### Data provided

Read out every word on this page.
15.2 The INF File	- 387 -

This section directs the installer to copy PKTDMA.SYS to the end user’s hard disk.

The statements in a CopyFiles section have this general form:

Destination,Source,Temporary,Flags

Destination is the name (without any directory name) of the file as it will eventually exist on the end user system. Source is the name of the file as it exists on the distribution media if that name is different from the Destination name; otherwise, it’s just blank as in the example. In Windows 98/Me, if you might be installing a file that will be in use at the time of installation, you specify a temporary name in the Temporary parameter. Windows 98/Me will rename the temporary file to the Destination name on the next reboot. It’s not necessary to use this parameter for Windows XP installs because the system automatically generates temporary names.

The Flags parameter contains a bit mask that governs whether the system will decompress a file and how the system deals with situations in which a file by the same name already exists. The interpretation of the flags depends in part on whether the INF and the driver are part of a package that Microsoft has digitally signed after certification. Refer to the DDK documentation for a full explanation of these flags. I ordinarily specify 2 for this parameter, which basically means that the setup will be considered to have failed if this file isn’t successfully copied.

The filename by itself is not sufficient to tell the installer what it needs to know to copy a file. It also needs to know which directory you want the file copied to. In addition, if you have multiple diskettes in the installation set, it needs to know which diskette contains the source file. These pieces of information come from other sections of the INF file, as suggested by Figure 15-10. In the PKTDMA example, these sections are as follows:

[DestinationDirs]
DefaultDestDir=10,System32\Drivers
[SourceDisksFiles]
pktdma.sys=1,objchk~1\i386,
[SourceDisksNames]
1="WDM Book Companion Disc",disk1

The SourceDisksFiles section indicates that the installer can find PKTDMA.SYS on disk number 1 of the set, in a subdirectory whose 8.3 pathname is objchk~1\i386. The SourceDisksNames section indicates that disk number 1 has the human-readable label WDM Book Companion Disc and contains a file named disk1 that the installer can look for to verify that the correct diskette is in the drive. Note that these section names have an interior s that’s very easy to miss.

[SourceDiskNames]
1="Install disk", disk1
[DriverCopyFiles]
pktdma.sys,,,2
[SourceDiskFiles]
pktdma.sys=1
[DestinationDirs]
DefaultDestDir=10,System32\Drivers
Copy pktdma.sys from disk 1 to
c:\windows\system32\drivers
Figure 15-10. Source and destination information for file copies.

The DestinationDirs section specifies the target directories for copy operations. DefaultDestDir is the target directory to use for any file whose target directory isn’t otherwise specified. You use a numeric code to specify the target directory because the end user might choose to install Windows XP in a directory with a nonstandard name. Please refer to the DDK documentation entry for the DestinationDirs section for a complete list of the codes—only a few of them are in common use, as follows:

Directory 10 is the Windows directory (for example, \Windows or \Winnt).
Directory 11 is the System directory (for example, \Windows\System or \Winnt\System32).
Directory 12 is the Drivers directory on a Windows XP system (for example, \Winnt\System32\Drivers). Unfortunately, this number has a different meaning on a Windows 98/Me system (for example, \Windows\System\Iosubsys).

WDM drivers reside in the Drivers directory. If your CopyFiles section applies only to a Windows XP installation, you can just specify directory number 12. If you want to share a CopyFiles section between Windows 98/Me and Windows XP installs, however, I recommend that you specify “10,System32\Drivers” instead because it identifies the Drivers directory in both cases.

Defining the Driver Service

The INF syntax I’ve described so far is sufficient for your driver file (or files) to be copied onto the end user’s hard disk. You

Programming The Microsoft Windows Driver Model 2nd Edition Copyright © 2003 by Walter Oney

######

-- What the task asks --
Quote the material exactly, leaving nothing out.

-- Expected answer --
Read out every word on this page.
15.2 The INF File	- 387 -

This section directs the installer to copy PKTDMA.SYS to the end user’s hard disk.

The statements in a CopyFiles section have this general form:

Destination,Source,Temporary,Flags

Destination is the name (without any directory name) of the file as it will eventually exist on the end user system. Source is the name of the file as it exists on the distribution media if that name is different from the Destination name; otherwise, it’s just blank as in the example. In Windows 98/Me, if you might be installing a file that will be in use at the time of installation, you specify a temporary name in the Temporary parameter. Windows 98/Me will rename the temporary file to the Destination name on the next reboot. It’s not necessary to use this parameter for Windows XP installs because the system automatically generates temporary names.

The Flags parameter contains a bit mask that governs whether the system will decompress a file and how the system deals with situations in which a file by the same name already exists. The interpretation of the flags depends in part on whether the INF and the driver are part of a package that Microsoft has digitally signed after certification. Refer to the DDK documentation for a full explanation of these flags. I ordinarily specify 2 for this parameter, which basically means that the setup will be considered to have failed if this file isn’t successfully copied.

The filename by itself is not sufficient to tell the installer what it needs to know to copy a file. It also needs to know which directory you want the file copied to. In addition, if you have multiple diskettes in the installation set, it needs to know which diskette contains the source file. These pieces of information come from other sections of the INF file, as suggested by Figure 15-10. In the PKTDMA example, these sections are as follows:

[DestinationDirs]
DefaultDestDir=10,System32\Drivers
[SourceDisksFiles]
pktdma.sys=1,objchk~1\i386,
[SourceDisksNames]
1="WDM Book Companion Disc",disk1

The SourceDisksFiles section indicates that the installer can find PKTDMA.SYS on disk number 1 of the set, in a subdirectory whose 8.3 pathname is objchk~1\i386. The SourceDisksNames section indicates that disk number 1 has the human-readable label WDM Book Companion Disc and contains a file named disk1 that the installer can look for to verify that the correct diskette is in the drive. Note that these section names have an interior s that’s very easy to miss.

[SourceDiskNames]
1="Install disk", disk1
[DriverCopyFiles]
pktdma.sys,,,2
[SourceDiskFiles]
pktdma.sys=1
[DestinationDirs]
DefaultDestDir=10,System32\Drivers
Copy pktdma.sys from disk 1 to
c:\windows\system32\drivers
Figure 15-10. Source and destination information for file copies.

The DestinationDirs section specifies the target directories for copy operations. DefaultDestDir is the target directory to use for any file whose target directory isn’t otherwise specified. You use a numeric code to specify the target directory because the end user might choose to install Windows XP in a directory with a nonstandard name. Please refer to the DDK documentation entry for the DestinationDirs section for a complete list of the codes—only a few of them are in common use, as follows:

Directory 10 is the Windows directory (for example, \Windows or \Winnt).
Directory 11 is the System directory (for example, \Windows\System or \Winnt\System32).
Directory 12 is the Drivers directory on a Windows XP system (for example, \Winnt\System32\Drivers). Unfortunately, this number has a different meaning on a Windows 98/Me system (for example, \Windows\System\Iosubsys).

WDM drivers reside in the Drivers directory. If your CopyFiles section applies only to a Windows XP installation, you can just specify directory number 12. If you want to share a CopyFiles section between Windows 98/Me and Windows XP installs, however, I recommend that you specify “10,System32\Drivers” instead because it identifies the Drivers directory in both cases.

Defining the Driver Service

The INF syntax I’ve described so far is sufficient for your driver file (or files) to be copied onto the end user’s hard disk. You

Programming The Microsoft Windows Driver Model 2nd Edition Copyright © 2003 by Walter Oney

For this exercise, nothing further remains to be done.